Directions for this task:
The lines to extract begin at the one containing "What's the underlying" and run to the end of the listing; set them down exactly and alone.
*****
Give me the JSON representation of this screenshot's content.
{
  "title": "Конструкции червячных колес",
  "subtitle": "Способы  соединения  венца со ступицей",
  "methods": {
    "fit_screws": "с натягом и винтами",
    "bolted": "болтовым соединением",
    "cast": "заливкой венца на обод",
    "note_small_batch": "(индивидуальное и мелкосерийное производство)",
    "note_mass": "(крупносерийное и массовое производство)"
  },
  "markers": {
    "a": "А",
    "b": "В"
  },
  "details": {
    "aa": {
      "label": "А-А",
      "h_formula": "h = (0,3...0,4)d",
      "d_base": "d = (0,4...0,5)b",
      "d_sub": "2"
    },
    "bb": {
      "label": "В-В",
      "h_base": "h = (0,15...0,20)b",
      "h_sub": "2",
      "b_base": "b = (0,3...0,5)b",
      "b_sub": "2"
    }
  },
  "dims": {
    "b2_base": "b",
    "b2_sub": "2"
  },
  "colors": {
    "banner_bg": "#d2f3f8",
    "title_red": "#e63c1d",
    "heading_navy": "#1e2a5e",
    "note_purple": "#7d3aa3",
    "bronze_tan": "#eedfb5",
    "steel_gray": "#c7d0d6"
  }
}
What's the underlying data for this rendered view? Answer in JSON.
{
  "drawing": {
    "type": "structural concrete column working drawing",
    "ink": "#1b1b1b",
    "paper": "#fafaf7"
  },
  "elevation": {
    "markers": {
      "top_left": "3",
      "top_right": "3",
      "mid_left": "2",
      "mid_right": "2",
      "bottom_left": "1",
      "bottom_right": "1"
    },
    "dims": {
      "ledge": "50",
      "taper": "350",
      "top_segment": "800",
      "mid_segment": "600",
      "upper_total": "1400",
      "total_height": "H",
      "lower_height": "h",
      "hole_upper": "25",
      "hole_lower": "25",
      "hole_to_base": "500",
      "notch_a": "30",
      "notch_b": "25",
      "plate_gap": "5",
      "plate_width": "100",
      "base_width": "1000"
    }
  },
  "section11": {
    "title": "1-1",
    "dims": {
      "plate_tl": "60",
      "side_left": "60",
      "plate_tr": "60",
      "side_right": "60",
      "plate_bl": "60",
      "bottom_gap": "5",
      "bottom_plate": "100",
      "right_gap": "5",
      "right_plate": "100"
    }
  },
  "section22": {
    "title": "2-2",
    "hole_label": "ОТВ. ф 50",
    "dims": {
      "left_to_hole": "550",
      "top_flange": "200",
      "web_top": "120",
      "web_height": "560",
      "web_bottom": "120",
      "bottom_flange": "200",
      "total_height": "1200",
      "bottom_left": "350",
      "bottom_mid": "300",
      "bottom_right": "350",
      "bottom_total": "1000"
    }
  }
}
*****
Result of the exercise:
What's the underlying data for this rendered view? Answer in JSON.
{
  "drawing": {
    "type": "structural concrete column working drawing",
    "ink": "#1b1b1b",
    "paper": "#fafaf7"
  },
  "elevation": {
    "markers": {
      "top_left": "3",
      "top_right": "3",
      "mid_left": "2",
      "mid_right": "2",
      "bottom_left": "1",
      "bottom_right": "1"
    },
    "dims": {
      "ledge": "50",
      "taper": "350",
      "top_segment": "800",
      "mid_segment": "600",
      "upper_total": "1400",
      "total_height": "H",
      "lower_height": "h",
      "hole_upper": "25",
      "hole_lower": "25",
      "hole_to_base": "500",
      "notch_a": "30",
      "notch_b": "25",
      "plate_gap": "5",
      "plate_width": "100",
      "base_width": "1000"
    }
  },
  "section11": {
    "title": "1-1",
    "dims": {
      "plate_tl": "60",
      "side_left": "60",
      "plate_tr": "60",
      "side_right": "60",
      "plate_bl": "60",
      "bottom_gap": "5",
      "bottom_plate": "100",
      "right_gap": "5",
      "right_plate": "100"
    }
  },
  "section22": {
    "title": "2-2",
    "hole_label": "ОТВ. ф 50",
    "dims": {
      "left_to_hole": "550",
      "top_flange": "200",
      "web_top": "120",
      "web_height": "560",
      "web_bottom": "120",
      "bottom_flange": "200",
      "total_height": "1200",
      "bottom_left": "350",
      "bottom_mid": "300",
      "bottom_right": "350",
      "bottom_total": "1000"
    }
  }
}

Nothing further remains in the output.